### Data supplied
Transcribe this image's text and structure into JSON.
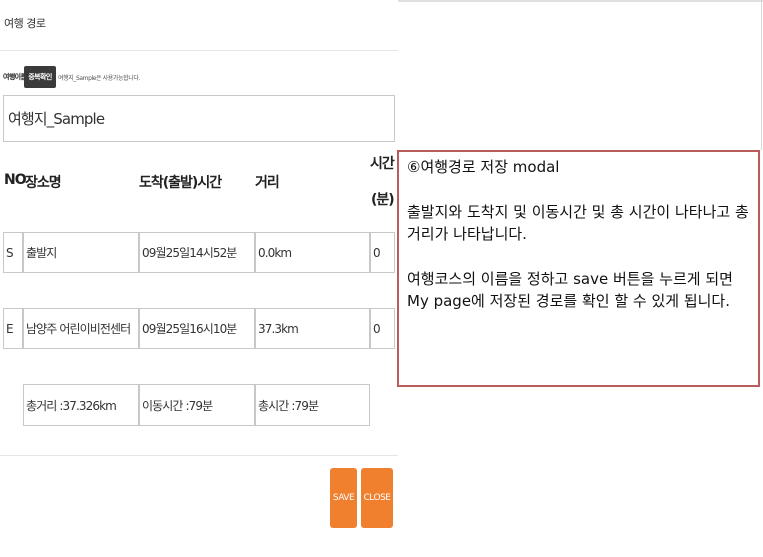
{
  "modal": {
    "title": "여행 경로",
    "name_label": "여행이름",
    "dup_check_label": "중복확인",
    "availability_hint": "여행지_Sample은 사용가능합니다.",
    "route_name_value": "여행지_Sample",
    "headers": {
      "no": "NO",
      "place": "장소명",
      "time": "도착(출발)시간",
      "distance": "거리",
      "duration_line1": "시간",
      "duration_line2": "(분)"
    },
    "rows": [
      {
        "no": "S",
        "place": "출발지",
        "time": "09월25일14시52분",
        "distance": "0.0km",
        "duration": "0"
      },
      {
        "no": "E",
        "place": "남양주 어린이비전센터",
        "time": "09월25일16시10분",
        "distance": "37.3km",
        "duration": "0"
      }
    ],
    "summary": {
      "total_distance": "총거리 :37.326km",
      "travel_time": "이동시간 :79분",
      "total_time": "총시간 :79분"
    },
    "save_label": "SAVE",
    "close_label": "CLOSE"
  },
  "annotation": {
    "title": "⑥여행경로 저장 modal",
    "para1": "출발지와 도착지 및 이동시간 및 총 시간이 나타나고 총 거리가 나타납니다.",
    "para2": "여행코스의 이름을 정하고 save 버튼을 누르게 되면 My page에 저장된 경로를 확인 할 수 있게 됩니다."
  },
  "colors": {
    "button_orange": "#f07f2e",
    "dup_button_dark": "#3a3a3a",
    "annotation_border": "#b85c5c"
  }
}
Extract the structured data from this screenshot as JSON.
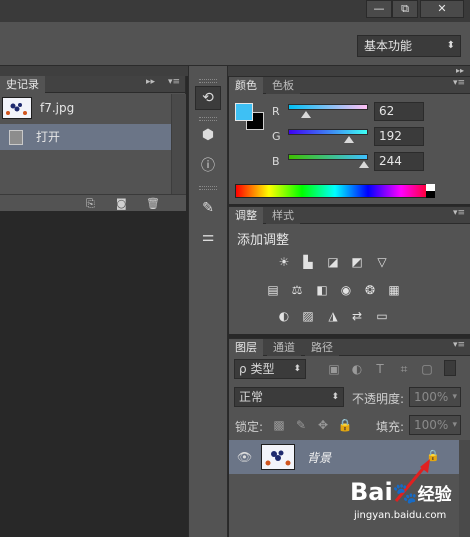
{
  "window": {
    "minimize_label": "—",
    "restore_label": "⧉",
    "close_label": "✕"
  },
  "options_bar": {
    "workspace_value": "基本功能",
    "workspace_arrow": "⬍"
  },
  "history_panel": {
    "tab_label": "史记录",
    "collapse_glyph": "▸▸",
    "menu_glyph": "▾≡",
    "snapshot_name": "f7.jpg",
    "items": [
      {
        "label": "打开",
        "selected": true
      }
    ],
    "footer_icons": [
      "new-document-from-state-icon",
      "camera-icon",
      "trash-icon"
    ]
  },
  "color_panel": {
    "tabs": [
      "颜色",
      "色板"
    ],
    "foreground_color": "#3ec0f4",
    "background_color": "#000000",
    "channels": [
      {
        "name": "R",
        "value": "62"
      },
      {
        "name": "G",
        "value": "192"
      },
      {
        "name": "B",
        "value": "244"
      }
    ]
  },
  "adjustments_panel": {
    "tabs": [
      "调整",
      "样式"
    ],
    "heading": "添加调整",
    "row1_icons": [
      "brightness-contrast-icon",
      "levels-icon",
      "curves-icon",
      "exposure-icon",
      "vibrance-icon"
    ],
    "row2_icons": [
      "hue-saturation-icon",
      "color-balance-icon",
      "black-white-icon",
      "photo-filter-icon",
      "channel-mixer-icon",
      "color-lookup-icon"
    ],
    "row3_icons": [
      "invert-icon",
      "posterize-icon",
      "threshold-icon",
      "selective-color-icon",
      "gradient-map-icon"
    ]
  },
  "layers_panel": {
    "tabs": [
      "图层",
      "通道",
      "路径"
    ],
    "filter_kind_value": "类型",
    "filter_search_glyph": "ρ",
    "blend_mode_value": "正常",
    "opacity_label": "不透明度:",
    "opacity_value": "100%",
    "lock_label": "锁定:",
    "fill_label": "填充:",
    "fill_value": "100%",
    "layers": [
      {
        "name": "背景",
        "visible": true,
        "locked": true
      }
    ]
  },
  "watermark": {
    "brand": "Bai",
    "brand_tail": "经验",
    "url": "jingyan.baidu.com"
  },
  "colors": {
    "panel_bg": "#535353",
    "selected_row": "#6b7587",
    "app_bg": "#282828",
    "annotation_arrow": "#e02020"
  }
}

### Given request
Look through the entries above and list every line containing "이동시간".

### Output
      "travel_time": "이동시간 :79분",
    "para1": "출발지와 도착지 및 이동시간 및 총 시간이 나타나고 총 거리가 나타납니다.",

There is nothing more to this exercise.